==== Record list ====

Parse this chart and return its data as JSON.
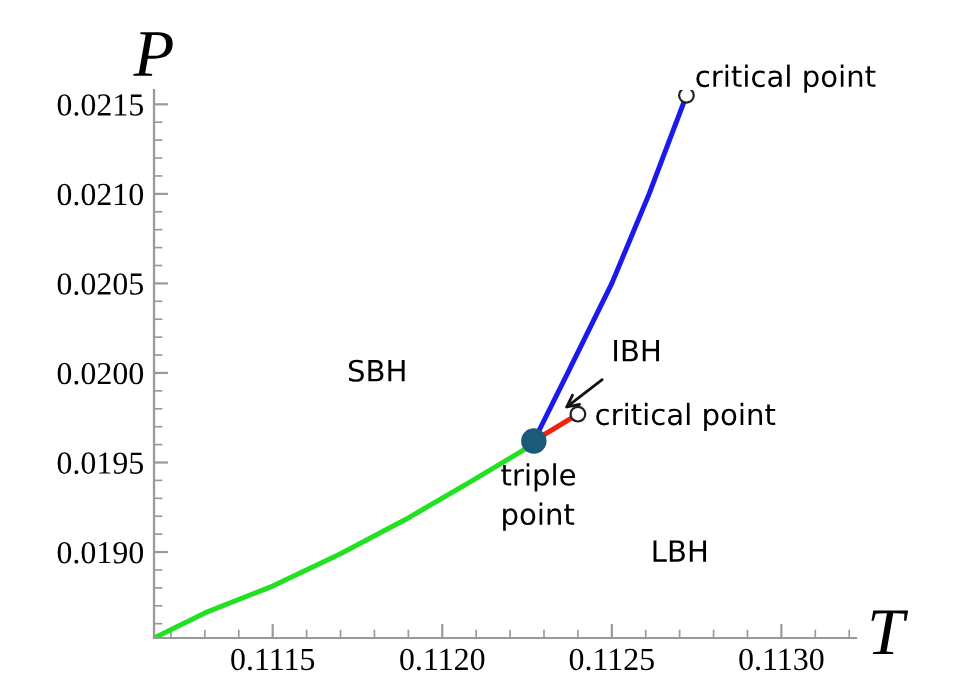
{
  "chart_data": {
    "type": "line",
    "xlabel": "T",
    "ylabel": "P",
    "xlim": [
      0.11115,
      0.11322
    ],
    "ylim": [
      0.01852,
      0.02158
    ],
    "xticks": [
      {
        "value": 0.1115,
        "label": "0.1115"
      },
      {
        "value": 0.112,
        "label": "0.1120"
      },
      {
        "value": 0.1125,
        "label": "0.1125"
      },
      {
        "value": 0.113,
        "label": "0.1130"
      }
    ],
    "yticks": [
      {
        "value": 0.019,
        "label": "0.0190"
      },
      {
        "value": 0.0195,
        "label": "0.0195"
      },
      {
        "value": 0.02,
        "label": "0.0200"
      },
      {
        "value": 0.0205,
        "label": "0.0205"
      },
      {
        "value": 0.021,
        "label": "0.0210"
      },
      {
        "value": 0.0215,
        "label": "0.0215"
      }
    ],
    "grid": false,
    "series": [
      {
        "color": "#22e022",
        "x": [
          0.11115,
          0.1113,
          0.1115,
          0.1117,
          0.11189,
          0.11209,
          0.11224,
          0.11227
        ],
        "values": [
          0.01852,
          0.01866,
          0.01881,
          0.01899,
          0.01918,
          0.0194,
          0.01957,
          0.01962
        ]
      },
      {
        "color": "#1a1aee",
        "x": [
          0.11227,
          0.11237,
          0.1125,
          0.11261,
          0.11267,
          0.11272
        ],
        "values": [
          0.01962,
          0.02,
          0.0205,
          0.021,
          0.0213,
          0.02155
        ]
      },
      {
        "color": "#ee2211",
        "x": [
          0.11227,
          0.1124
        ],
        "values": [
          0.01962,
          0.01977
        ]
      },
      {
        "type": "scatter",
        "color": "#ffffff",
        "x": [
          0.11272,
          0.1124
        ],
        "values": [
          0.02155,
          0.01977
        ]
      },
      {
        "type": "scatter",
        "color": "#1b5a78",
        "x": [
          0.11227
        ],
        "values": [
          0.01962
        ]
      }
    ],
    "annotations": [
      {
        "text": "critical point",
        "x": 0.11272,
        "y": 0.02155
      },
      {
        "text": "critical point",
        "x": 0.1124,
        "y": 0.01977
      },
      {
        "text": "triple\npoint",
        "x": 0.11227,
        "y": 0.01962
      },
      {
        "text": "IBH",
        "x": 0.11236,
        "y": 0.0198
      },
      "SBH",
      "LBH"
    ]
  }
}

====

State the number of lines in the preceding entries that include the word "color". Provide nothing else.

5